Copy out all of the material exactly.
>>>>
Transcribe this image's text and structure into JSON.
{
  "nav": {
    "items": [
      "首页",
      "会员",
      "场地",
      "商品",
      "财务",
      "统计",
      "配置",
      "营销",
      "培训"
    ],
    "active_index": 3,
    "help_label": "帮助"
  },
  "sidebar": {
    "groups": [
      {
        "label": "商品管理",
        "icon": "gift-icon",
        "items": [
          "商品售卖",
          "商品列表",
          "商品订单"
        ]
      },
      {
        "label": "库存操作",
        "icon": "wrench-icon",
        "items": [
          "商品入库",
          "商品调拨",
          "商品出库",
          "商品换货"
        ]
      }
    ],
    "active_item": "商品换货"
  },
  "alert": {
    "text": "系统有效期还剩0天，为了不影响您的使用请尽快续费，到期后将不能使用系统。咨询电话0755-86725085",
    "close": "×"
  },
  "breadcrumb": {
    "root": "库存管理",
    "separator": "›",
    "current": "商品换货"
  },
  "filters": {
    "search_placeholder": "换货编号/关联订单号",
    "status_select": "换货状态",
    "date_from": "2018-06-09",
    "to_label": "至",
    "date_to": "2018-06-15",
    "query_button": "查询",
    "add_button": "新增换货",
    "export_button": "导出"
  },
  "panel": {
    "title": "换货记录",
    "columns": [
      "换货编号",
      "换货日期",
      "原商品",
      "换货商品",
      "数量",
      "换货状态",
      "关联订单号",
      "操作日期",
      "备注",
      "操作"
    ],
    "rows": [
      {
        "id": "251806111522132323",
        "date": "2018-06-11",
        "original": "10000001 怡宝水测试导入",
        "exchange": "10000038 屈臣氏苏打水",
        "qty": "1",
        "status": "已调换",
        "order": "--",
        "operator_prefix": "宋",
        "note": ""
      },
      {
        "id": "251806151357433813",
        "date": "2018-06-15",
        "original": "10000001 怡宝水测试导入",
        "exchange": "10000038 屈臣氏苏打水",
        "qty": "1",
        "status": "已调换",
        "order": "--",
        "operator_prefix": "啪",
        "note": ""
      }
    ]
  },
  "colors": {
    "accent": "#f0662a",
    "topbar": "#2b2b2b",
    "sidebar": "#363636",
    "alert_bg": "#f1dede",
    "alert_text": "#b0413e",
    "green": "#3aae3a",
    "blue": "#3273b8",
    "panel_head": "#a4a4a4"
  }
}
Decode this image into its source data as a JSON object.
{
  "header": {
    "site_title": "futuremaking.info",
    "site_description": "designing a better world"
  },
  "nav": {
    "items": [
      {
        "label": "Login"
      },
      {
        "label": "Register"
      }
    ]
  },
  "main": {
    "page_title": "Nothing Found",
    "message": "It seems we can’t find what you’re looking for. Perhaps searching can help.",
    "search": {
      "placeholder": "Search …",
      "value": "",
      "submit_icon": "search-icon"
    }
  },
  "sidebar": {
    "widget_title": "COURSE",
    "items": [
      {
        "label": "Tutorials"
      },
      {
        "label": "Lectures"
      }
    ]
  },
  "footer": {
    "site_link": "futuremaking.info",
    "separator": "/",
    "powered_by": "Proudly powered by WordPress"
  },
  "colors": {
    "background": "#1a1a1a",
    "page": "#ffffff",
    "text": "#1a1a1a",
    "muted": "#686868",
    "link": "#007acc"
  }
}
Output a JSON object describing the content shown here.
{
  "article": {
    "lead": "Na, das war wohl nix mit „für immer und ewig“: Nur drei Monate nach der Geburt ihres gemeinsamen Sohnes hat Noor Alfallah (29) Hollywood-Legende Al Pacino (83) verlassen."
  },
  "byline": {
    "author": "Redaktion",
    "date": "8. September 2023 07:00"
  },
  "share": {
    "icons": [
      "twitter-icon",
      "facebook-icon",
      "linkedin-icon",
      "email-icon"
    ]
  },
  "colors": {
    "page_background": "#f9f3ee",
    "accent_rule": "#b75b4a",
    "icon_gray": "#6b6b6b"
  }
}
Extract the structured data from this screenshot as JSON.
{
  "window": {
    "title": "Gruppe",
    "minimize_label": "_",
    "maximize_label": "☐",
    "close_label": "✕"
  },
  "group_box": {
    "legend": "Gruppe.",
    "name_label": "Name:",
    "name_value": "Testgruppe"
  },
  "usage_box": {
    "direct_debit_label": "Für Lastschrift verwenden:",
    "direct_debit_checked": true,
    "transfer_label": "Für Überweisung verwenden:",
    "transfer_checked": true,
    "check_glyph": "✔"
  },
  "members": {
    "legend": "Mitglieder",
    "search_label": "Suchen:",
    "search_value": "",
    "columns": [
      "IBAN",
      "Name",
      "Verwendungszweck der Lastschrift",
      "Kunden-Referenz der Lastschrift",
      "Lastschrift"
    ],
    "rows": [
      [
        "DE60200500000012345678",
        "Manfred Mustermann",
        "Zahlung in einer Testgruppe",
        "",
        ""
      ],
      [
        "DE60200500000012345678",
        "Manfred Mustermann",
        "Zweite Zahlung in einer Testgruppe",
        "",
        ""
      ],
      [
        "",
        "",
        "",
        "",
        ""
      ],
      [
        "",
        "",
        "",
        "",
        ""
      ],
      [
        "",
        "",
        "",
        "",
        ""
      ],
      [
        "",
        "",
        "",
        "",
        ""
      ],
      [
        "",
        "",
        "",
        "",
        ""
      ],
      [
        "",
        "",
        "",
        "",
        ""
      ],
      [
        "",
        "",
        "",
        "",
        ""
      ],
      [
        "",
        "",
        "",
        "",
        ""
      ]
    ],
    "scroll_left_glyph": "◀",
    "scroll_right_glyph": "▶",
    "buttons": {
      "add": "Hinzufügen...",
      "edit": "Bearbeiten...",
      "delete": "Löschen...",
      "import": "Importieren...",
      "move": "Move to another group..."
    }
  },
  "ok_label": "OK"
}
<<<<
▶ [Problem solution]:
Transcribe this image's text and structure into JSON.
{
  "nav": {
    "items": [
      "首页",
      "会员",
      "场地",
      "商品",
      "财务",
      "统计",
      "配置",
      "营销",
      "培训"
    ],
    "active_index": 3,
    "help_label": "帮助"
  },
  "sidebar": {
    "groups": [
      {
        "label": "商品管理",
        "icon": "gift-icon",
        "items": [
          "商品售卖",
          "商品列表",
          "商品订单"
        ]
      },
      {
        "label": "库存操作",
        "icon": "wrench-icon",
        "items": [
          "商品入库",
          "商品调拨",
          "商品出库",
          "商品换货"
        ]
      }
    ],
    "active_item": "商品换货"
  },
  "alert": {
    "text": "系统有效期还剩0天，为了不影响您的使用请尽快续费，到期后将不能使用系统。咨询电话0755-86725085",
    "close": "×"
  },
  "breadcrumb": {
    "root": "库存管理",
    "separator": "›",
    "current": "商品换货"
  },
  "filters": {
    "search_placeholder": "换货编号/关联订单号",
    "status_select": "换货状态",
    "date_from": "2018-06-09",
    "to_label": "至",
    "date_to": "2018-06-15",
    "query_button": "查询",
    "add_button": "新增换货",
    "export_button": "导出"
  },
  "panel": {
    "title": "换货记录",
    "columns": [
      "换货编号",
      "换货日期",
      "原商品",
      "换货商品",
      "数量",
      "换货状态",
      "关联订单号",
      "操作日期",
      "备注",
      "操作"
    ],
    "rows": [
      {
        "id": "251806111522132323",
        "date": "2018-06-11",
        "original": "10000001 怡宝水测试导入",
        "exchange": "10000038 屈臣氏苏打水",
        "qty": "1",
        "status": "已调换",
        "order": "--",
        "operator_prefix": "宋",
        "note": ""
      },
      {
        "id": "251806151357433813",
        "date": "2018-06-15",
        "original": "10000001 怡宝水测试导入",
        "exchange": "10000038 屈臣氏苏打水",
        "qty": "1",
        "status": "已调换",
        "order": "--",
        "operator_prefix": "啪",
        "note": ""
      }
    ]
  },
  "colors": {
    "accent": "#f0662a",
    "topbar": "#2b2b2b",
    "sidebar": "#363636",
    "alert_bg": "#f1dede",
    "alert_text": "#b0413e",
    "green": "#3aae3a",
    "blue": "#3273b8",
    "panel_head": "#a4a4a4"
  }
}
Decode this image into its source data as a JSON object.
{
  "header": {
    "site_title": "futuremaking.info",
    "site_description": "designing a better world"
  },
  "nav": {
    "items": [
      {
        "label": "Login"
      },
      {
        "label": "Register"
      }
    ]
  },
  "main": {
    "page_title": "Nothing Found",
    "message": "It seems we can’t find what you’re looking for. Perhaps searching can help.",
    "search": {
      "placeholder": "Search …",
      "value": "",
      "submit_icon": "search-icon"
    }
  },
  "sidebar": {
    "widget_title": "COURSE",
    "items": [
      {
        "label": "Tutorials"
      },
      {
        "label": "Lectures"
      }
    ]
  },
  "footer": {
    "site_link": "futuremaking.info",
    "separator": "/",
    "powered_by": "Proudly powered by WordPress"
  },
  "colors": {
    "background": "#1a1a1a",
    "page": "#ffffff",
    "text": "#1a1a1a",
    "muted": "#686868",
    "link": "#007acc"
  }
}
Output a JSON object describing the content shown here.
{
  "article": {
    "lead": "Na, das war wohl nix mit „für immer und ewig“: Nur drei Monate nach der Geburt ihres gemeinsamen Sohnes hat Noor Alfallah (29) Hollywood-Legende Al Pacino (83) verlassen."
  },
  "byline": {
    "author": "Redaktion",
    "date": "8. September 2023 07:00"
  },
  "share": {
    "icons": [
      "twitter-icon",
      "facebook-icon",
      "linkedin-icon",
      "email-icon"
    ]
  },
  "colors": {
    "page_background": "#f9f3ee",
    "accent_rule": "#b75b4a",
    "icon_gray": "#6b6b6b"
  }
}
Extract the structured data from this screenshot as JSON.
{
  "window": {
    "title": "Gruppe",
    "minimize_label": "_",
    "maximize_label": "☐",
    "close_label": "✕"
  },
  "group_box": {
    "legend": "Gruppe.",
    "name_label": "Name:",
    "name_value": "Testgruppe"
  },
  "usage_box": {
    "direct_debit_label": "Für Lastschrift verwenden:",
    "direct_debit_checked": true,
    "transfer_label": "Für Überweisung verwenden:",
    "transfer_checked": true,
    "check_glyph": "✔"
  },
  "members": {
    "legend": "Mitglieder",
    "search_label": "Suchen:",
    "search_value": "",
    "columns": [
      "IBAN",
      "Name",
      "Verwendungszweck der Lastschrift",
      "Kunden-Referenz der Lastschrift",
      "Lastschrift"
    ],
    "rows": [
      [
        "DE60200500000012345678",
        "Manfred Mustermann",
        "Zahlung in einer Testgruppe",
        "",
        ""
      ],
      [
        "DE60200500000012345678",
        "Manfred Mustermann",
        "Zweite Zahlung in einer Testgruppe",
        "",
        ""
      ],
      [
        "",
        "",
        "",
        "",
        ""
      ],
      [
        "",
        "",
        "",
        "",
        ""
      ],
      [
        "",
        "",
        "",
        "",
        ""
      ],
      [
        "",
        "",
        "",
        "",
        ""
      ],
      [
        "",
        "",
        "",
        "",
        ""
      ],
      [
        "",
        "",
        "",
        "",
        ""
      ],
      [
        "",
        "",
        "",
        "",
        ""
      ],
      [
        "",
        "",
        "",
        "",
        ""
      ]
    ],
    "scroll_left_glyph": "◀",
    "scroll_right_glyph": "▶",
    "buttons": {
      "add": "Hinzufügen...",
      "edit": "Bearbeiten...",
      "delete": "Löschen...",
      "import": "Importieren...",
      "move": "Move to another group..."
    }
  },
  "ok_label": "OK"
}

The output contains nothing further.